> _Brief_
From the listing below, pull out all lines with "color" in them.

(Records)
§ §
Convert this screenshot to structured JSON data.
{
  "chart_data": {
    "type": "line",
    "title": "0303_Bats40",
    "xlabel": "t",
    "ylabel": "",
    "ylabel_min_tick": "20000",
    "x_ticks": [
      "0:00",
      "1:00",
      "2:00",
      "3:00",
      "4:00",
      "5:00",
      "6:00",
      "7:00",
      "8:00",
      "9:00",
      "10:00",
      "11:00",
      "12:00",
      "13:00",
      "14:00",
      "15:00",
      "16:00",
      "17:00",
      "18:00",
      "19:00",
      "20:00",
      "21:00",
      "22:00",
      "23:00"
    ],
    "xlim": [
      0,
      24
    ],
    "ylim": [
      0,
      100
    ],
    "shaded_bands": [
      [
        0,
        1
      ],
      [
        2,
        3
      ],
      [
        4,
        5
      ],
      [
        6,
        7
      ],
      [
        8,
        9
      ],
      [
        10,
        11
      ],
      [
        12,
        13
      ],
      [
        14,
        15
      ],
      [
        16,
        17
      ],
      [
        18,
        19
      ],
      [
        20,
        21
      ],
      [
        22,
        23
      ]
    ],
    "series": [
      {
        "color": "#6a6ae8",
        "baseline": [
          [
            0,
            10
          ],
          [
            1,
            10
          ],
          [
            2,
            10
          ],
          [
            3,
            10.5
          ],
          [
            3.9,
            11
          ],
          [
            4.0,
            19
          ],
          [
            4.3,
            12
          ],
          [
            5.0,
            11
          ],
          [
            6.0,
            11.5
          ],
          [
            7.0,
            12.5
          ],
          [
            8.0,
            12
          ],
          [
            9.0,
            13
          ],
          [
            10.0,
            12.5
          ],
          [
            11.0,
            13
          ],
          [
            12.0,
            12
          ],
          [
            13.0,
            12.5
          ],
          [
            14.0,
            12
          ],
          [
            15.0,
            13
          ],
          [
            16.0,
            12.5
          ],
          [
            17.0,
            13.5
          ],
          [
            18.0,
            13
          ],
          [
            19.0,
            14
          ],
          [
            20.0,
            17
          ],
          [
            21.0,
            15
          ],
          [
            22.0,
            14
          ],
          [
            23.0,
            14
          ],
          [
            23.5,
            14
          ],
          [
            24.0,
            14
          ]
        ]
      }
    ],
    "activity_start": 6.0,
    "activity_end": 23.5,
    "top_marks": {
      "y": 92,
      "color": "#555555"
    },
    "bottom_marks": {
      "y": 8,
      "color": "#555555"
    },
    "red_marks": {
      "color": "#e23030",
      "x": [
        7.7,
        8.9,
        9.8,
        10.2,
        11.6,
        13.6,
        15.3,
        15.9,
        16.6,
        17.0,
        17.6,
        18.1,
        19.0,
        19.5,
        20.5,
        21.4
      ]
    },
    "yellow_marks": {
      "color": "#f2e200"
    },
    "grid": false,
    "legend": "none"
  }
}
§ §
> _Correct output_
        "color": "#6a6ae8",
      "color": "#555555"
      "color": "#555555"
      "color": "#e23030",
      "color": "#f2e200"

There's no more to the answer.